───── STORED DATA ─────

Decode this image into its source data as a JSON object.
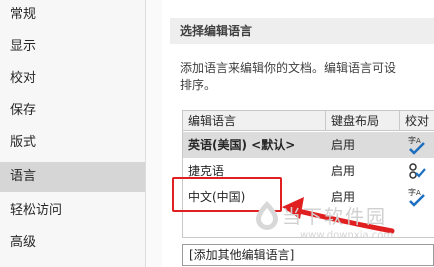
{
  "sidebar": {
    "items": [
      {
        "label": "常规"
      },
      {
        "label": "显示"
      },
      {
        "label": "校对"
      },
      {
        "label": "保存"
      },
      {
        "label": "版式"
      },
      {
        "label": "语言",
        "selected": true
      },
      {
        "label": "轻松访问"
      },
      {
        "label": "高级"
      }
    ]
  },
  "section": {
    "title": "选择编辑语言",
    "description_line1": "添加语言来编辑你的文档。编辑语言可设",
    "description_line2": "排序。"
  },
  "table": {
    "headers": [
      "编辑语言",
      "键盘布局",
      "校对"
    ],
    "rows": [
      {
        "language": "英语(美国) <默认>",
        "keyboard": "启用",
        "proofing": "check-icon"
      },
      {
        "language": "捷克语",
        "keyboard": "启用",
        "proofing": "check-icon"
      },
      {
        "language": "中文(中国)",
        "keyboard": "启用",
        "proofing": "check-icon"
      }
    ]
  },
  "add_language": {
    "label": "[添加其他编辑语言]"
  },
  "watermark": {
    "text": "当下软件园",
    "url": "www.downxia.com"
  },
  "colors": {
    "highlight": "#e02020",
    "selected_nav": "#d6d6d6"
  }
}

─────

#### [YOUR INSTRUCTIONS]
A faithful copy of the records above is needed, with the pictures left out.

#### [FINAL ANSWER]
Decode this image into its source data as a JSON object.
{
  "sidebar": {
    "items": [
      {
        "label": "常规"
      },
      {
        "label": "显示"
      },
      {
        "label": "校对"
      },
      {
        "label": "保存"
      },
      {
        "label": "版式"
      },
      {
        "label": "语言",
        "selected": true
      },
      {
        "label": "轻松访问"
      },
      {
        "label": "高级"
      }
    ]
  },
  "section": {
    "title": "选择编辑语言",
    "description_line1": "添加语言来编辑你的文档。编辑语言可设",
    "description_line2": "排序。"
  },
  "table": {
    "headers": [
      "编辑语言",
      "键盘布局",
      "校对"
    ],
    "rows": [
      {
        "language": "英语(美国) <默认>",
        "keyboard": "启用",
        "proofing": "check-icon"
      },
      {
        "language": "捷克语",
        "keyboard": "启用",
        "proofing": "check-icon"
      },
      {
        "language": "中文(中国)",
        "keyboard": "启用",
        "proofing": "check-icon"
      }
    ]
  },
  "add_language": {
    "label": "[添加其他编辑语言]"
  },
  "watermark": {
    "text": "当下软件园",
    "url": "www.downxia.com"
  },
  "colors": {
    "highlight": "#e02020",
    "selected_nav": "#d6d6d6"
  }
}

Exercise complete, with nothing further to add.